— START OF Information provided —
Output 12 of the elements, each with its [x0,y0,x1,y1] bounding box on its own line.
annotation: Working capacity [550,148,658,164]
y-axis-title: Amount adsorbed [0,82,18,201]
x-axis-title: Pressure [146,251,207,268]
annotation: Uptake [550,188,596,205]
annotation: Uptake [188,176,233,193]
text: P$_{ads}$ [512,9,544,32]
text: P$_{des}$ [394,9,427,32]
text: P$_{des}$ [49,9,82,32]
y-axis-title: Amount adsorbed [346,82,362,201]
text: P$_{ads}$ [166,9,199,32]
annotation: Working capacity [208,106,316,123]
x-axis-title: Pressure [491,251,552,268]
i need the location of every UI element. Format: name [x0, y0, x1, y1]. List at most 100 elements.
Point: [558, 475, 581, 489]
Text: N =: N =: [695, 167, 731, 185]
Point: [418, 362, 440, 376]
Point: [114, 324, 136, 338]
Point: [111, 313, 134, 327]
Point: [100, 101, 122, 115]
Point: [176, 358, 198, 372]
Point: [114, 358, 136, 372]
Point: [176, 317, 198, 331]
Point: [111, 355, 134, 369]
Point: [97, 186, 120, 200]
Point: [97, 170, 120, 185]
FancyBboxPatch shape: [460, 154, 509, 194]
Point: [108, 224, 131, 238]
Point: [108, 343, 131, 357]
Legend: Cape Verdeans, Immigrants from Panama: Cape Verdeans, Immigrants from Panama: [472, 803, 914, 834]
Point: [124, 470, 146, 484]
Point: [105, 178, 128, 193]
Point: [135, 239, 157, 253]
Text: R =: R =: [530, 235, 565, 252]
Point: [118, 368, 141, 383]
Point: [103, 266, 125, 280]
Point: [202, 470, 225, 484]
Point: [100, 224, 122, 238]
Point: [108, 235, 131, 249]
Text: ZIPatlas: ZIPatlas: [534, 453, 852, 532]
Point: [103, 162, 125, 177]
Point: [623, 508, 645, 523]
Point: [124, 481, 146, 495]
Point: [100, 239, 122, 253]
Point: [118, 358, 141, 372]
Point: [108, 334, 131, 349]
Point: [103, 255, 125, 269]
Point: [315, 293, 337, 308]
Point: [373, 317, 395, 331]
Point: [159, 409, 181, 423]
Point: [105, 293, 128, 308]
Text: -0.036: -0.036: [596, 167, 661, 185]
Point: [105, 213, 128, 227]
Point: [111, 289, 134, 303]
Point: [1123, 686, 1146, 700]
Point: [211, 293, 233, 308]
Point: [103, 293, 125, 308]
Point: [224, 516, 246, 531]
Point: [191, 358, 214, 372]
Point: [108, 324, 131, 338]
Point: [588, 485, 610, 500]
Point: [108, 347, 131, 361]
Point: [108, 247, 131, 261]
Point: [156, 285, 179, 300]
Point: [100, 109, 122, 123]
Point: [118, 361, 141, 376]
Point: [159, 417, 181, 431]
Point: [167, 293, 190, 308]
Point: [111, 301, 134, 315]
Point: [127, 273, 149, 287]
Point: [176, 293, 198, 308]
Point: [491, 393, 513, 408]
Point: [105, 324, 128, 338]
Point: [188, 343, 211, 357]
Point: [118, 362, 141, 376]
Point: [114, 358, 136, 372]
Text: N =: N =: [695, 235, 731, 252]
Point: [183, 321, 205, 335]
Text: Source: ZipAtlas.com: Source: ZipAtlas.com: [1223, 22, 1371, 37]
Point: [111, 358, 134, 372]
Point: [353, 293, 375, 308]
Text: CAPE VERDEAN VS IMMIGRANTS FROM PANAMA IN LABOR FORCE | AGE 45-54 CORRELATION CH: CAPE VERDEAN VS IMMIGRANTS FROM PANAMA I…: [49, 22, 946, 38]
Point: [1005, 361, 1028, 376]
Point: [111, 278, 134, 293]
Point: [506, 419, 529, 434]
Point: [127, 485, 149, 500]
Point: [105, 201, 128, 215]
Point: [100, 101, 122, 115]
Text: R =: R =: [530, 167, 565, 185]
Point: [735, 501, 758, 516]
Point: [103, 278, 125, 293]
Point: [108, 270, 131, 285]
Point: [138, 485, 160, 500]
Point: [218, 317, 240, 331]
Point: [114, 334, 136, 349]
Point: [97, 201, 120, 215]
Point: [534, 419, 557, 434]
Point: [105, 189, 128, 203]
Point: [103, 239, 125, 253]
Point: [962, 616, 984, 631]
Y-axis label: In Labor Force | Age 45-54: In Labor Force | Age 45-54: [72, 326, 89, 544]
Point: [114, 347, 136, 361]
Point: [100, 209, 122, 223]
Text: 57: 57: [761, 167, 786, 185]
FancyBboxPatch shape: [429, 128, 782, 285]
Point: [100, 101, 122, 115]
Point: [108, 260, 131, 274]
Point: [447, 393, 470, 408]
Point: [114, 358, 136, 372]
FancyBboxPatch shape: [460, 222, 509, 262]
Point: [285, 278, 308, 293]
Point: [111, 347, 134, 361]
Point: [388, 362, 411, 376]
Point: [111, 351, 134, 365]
— END OF Information provided —
:: The request ::
Can you pull out everything in the data from its first line down to the line containing "Point: [105, 293, 128, 308]", both included, and reproduce those lines word for word?

:: Expected answer ::
Output 12 of the elements, each with its [x0,y0,x1,y1] bounding box on its own line.
annotation: Working capacity [550,148,658,164]
y-axis-title: Amount adsorbed [0,82,18,201]
x-axis-title: Pressure [146,251,207,268]
annotation: Uptake [550,188,596,205]
annotation: Uptake [188,176,233,193]
text: P$_{ads}$ [512,9,544,32]
text: P$_{des}$ [394,9,427,32]
text: P$_{des}$ [49,9,82,32]
y-axis-title: Amount adsorbed [346,82,362,201]
text: P$_{ads}$ [166,9,199,32]
annotation: Working capacity [208,106,316,123]
x-axis-title: Pressure [491,251,552,268]
i need the location of every UI element. Format: name [x0, y0, x1, y1]. List at most 100 elements.
Point: [558, 475, 581, 489]
Text: N =: N =: [695, 167, 731, 185]
Point: [418, 362, 440, 376]
Point: [114, 324, 136, 338]
Point: [111, 313, 134, 327]
Point: [100, 101, 122, 115]
Point: [176, 358, 198, 372]
Point: [114, 358, 136, 372]
Point: [176, 317, 198, 331]
Point: [111, 355, 134, 369]
Point: [97, 186, 120, 200]
Point: [97, 170, 120, 185]
FancyBboxPatch shape: [460, 154, 509, 194]
Point: [108, 224, 131, 238]
Point: [108, 343, 131, 357]
Legend: Cape Verdeans, Immigrants from Panama: Cape Verdeans, Immigrants from Panama: [472, 803, 914, 834]
Point: [124, 470, 146, 484]
Point: [105, 178, 128, 193]
Point: [135, 239, 157, 253]
Text: R =: R =: [530, 235, 565, 252]
Point: [118, 368, 141, 383]
Point: [103, 266, 125, 280]
Point: [202, 470, 225, 484]
Point: [100, 224, 122, 238]
Point: [108, 235, 131, 249]
Text: ZIPatlas: ZIPatlas: [534, 453, 852, 532]
Point: [103, 162, 125, 177]
Point: [623, 508, 645, 523]
Point: [124, 481, 146, 495]
Point: [100, 239, 122, 253]
Point: [118, 358, 141, 372]
Point: [108, 334, 131, 349]
Point: [103, 255, 125, 269]
Point: [315, 293, 337, 308]
Point: [373, 317, 395, 331]
Point: [159, 409, 181, 423]
Point: [105, 293, 128, 308]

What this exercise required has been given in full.